Copy each line in which the string "سكراب" occurs.

BEGIN Input data

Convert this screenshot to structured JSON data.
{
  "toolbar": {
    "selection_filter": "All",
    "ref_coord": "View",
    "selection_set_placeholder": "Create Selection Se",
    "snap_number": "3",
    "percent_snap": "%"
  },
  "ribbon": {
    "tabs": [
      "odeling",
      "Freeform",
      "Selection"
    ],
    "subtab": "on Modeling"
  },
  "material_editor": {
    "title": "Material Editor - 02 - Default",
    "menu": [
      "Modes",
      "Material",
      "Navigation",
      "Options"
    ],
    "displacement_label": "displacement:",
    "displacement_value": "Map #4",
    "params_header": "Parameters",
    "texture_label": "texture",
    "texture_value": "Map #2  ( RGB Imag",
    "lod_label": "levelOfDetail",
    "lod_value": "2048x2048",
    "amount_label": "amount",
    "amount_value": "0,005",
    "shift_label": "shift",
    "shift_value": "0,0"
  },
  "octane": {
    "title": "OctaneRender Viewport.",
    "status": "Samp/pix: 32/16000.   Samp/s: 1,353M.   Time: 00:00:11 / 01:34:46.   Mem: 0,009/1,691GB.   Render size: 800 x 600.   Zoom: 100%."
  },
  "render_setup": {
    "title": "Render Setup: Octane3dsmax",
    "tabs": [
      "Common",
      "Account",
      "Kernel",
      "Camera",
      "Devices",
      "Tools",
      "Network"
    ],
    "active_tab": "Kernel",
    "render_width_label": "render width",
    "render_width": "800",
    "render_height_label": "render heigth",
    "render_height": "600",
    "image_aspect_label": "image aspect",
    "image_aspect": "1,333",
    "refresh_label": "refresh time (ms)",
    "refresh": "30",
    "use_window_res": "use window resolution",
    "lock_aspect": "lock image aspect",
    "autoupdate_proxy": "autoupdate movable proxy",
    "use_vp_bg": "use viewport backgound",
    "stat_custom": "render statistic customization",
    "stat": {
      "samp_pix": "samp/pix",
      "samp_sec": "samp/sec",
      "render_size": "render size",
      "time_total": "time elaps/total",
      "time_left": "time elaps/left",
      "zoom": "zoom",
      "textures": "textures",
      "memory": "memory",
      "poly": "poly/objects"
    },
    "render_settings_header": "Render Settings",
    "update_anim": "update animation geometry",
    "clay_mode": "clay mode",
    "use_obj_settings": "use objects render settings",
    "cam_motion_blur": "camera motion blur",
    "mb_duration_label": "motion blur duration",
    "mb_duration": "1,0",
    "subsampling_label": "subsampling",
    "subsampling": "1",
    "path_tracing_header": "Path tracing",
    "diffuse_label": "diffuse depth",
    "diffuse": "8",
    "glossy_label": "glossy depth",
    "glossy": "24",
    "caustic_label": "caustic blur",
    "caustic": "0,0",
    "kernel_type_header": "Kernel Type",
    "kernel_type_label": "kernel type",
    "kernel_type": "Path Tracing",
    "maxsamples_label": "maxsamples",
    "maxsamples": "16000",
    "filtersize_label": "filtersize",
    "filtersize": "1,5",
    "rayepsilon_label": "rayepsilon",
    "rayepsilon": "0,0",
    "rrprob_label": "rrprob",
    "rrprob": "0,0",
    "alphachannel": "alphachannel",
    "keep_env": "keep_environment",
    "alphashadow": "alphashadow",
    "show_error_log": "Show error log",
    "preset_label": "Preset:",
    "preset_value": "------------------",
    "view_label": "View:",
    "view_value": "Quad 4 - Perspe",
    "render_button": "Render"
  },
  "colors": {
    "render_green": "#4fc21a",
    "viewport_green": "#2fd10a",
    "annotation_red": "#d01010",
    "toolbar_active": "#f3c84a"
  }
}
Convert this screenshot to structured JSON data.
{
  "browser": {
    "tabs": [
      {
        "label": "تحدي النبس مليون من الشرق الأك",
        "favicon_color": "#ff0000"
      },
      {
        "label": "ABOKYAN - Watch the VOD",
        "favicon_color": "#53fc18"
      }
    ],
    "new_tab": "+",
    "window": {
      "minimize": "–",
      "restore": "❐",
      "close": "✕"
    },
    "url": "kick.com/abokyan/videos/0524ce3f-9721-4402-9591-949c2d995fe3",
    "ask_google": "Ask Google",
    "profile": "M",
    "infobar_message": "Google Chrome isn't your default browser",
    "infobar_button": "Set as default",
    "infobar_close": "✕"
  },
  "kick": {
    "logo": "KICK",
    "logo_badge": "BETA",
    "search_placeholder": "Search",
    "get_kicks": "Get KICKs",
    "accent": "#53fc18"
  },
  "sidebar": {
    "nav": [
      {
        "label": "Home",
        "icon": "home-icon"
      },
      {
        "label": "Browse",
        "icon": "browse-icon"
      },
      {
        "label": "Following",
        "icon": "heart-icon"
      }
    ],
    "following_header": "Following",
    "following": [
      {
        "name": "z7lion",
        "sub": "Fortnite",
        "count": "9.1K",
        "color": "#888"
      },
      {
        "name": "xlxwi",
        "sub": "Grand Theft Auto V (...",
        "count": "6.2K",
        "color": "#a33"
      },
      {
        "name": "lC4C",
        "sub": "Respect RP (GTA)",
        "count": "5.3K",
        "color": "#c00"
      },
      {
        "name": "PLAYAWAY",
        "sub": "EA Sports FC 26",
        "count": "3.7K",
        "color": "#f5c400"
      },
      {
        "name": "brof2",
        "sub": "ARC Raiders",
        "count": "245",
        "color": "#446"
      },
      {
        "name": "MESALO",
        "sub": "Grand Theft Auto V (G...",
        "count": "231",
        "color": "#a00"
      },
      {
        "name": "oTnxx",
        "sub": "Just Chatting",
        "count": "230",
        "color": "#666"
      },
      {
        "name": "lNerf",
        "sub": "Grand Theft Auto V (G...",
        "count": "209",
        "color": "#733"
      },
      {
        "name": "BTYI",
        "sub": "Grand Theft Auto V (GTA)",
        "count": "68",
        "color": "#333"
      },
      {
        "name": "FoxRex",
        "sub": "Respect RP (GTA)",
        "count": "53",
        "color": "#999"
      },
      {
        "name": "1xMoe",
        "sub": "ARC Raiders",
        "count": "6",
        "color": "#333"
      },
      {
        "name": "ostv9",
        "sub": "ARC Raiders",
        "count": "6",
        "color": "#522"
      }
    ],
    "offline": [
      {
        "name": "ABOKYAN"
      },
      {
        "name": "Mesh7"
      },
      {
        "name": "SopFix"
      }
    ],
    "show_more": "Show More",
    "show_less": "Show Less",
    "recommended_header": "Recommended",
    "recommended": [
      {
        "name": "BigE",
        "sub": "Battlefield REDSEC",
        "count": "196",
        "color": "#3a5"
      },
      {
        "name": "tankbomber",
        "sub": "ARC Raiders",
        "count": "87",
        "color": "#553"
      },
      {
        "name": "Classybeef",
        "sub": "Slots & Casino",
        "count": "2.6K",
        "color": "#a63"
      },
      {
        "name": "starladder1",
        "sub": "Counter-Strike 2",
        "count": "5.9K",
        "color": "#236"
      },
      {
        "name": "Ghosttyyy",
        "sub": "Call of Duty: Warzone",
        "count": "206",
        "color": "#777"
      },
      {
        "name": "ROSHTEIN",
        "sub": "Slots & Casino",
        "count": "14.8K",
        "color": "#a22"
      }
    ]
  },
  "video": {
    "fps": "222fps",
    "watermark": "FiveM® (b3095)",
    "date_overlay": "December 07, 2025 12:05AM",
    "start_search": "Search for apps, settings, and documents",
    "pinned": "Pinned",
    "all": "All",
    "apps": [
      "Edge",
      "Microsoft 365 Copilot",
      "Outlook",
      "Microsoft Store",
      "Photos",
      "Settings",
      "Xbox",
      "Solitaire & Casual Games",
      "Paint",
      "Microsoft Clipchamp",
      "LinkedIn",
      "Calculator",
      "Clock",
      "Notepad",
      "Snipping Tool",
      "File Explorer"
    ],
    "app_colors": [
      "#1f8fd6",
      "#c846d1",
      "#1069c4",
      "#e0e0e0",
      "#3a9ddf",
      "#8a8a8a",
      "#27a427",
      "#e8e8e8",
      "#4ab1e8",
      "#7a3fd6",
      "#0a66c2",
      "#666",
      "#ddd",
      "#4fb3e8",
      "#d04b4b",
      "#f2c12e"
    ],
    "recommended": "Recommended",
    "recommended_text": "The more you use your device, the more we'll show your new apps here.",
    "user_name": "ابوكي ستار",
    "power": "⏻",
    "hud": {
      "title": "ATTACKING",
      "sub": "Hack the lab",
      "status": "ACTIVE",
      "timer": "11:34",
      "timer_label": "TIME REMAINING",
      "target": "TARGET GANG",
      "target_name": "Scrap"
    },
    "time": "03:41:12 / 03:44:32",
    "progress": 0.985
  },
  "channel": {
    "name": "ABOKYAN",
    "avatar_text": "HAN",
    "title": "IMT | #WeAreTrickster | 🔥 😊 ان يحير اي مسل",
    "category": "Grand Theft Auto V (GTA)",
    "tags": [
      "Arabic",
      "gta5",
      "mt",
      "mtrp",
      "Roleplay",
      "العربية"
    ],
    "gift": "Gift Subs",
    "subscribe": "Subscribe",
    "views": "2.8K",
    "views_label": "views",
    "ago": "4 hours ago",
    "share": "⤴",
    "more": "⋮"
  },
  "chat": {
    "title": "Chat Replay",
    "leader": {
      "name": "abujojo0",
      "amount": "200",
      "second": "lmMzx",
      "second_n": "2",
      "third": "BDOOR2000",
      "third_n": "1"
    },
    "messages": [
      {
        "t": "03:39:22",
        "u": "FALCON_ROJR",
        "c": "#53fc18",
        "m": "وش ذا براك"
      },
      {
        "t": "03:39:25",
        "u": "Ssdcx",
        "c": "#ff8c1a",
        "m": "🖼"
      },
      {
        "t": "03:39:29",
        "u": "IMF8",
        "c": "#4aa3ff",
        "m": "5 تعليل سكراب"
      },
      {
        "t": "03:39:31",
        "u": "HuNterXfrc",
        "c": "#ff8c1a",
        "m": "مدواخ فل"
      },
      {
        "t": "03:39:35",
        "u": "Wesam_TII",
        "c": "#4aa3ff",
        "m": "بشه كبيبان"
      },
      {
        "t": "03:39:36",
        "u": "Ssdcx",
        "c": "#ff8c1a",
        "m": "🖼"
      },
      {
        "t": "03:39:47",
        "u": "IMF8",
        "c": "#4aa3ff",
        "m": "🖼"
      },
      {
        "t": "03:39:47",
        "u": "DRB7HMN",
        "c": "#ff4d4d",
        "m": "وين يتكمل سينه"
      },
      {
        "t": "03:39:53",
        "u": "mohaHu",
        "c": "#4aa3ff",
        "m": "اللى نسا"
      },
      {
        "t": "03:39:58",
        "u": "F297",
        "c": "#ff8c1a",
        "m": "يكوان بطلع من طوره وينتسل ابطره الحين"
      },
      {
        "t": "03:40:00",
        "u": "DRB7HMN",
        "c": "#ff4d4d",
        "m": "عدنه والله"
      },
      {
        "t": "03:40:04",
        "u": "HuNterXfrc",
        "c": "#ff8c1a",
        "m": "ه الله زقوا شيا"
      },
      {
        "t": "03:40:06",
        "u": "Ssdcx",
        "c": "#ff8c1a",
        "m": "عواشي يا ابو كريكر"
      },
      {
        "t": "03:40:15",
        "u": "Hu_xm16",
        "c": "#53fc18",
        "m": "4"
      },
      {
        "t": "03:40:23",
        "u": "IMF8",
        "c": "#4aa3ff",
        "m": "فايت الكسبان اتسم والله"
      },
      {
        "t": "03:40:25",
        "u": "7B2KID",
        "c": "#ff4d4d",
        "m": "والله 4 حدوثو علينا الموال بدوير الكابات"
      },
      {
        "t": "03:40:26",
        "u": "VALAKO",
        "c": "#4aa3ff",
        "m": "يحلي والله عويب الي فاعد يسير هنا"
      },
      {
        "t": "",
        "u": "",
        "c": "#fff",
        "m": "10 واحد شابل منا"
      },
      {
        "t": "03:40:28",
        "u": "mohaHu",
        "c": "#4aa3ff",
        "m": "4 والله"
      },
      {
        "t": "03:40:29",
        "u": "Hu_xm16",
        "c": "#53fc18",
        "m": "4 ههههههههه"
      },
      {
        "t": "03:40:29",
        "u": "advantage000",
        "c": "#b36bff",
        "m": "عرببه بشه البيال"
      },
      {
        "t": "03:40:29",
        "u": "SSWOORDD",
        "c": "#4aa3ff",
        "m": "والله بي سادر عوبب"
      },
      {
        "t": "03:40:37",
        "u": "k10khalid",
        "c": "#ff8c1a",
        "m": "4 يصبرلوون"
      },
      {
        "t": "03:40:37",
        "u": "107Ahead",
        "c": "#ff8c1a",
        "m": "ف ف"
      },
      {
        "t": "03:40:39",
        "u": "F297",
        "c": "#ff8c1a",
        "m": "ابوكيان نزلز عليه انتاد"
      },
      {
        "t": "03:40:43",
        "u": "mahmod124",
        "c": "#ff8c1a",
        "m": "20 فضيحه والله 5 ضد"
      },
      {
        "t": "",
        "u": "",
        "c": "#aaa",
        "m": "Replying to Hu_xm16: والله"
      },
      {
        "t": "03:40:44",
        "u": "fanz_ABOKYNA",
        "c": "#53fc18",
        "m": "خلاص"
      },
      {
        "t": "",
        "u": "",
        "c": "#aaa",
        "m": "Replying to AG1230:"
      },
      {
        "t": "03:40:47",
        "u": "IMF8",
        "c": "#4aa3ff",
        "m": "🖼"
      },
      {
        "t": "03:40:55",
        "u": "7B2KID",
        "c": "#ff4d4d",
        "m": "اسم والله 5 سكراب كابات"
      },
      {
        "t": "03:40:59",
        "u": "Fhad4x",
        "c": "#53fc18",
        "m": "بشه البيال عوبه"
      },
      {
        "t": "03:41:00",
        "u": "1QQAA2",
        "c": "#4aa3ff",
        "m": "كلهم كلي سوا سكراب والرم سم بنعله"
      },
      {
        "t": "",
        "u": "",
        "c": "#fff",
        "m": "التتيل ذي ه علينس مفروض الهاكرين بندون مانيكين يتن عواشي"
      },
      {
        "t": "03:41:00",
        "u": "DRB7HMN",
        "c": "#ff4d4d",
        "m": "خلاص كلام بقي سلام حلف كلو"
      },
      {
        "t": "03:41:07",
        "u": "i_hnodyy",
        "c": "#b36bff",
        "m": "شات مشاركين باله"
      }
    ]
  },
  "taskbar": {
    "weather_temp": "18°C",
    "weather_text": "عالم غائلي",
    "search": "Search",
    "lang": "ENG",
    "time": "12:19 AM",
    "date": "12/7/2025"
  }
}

END Input data

## Task answer:
        "m": "5 تعليل سكراب"
        "m": "اسم والله 5 سكراب كابات"
        "m": "كلهم كلي سوا سكراب والرم سم بنعله"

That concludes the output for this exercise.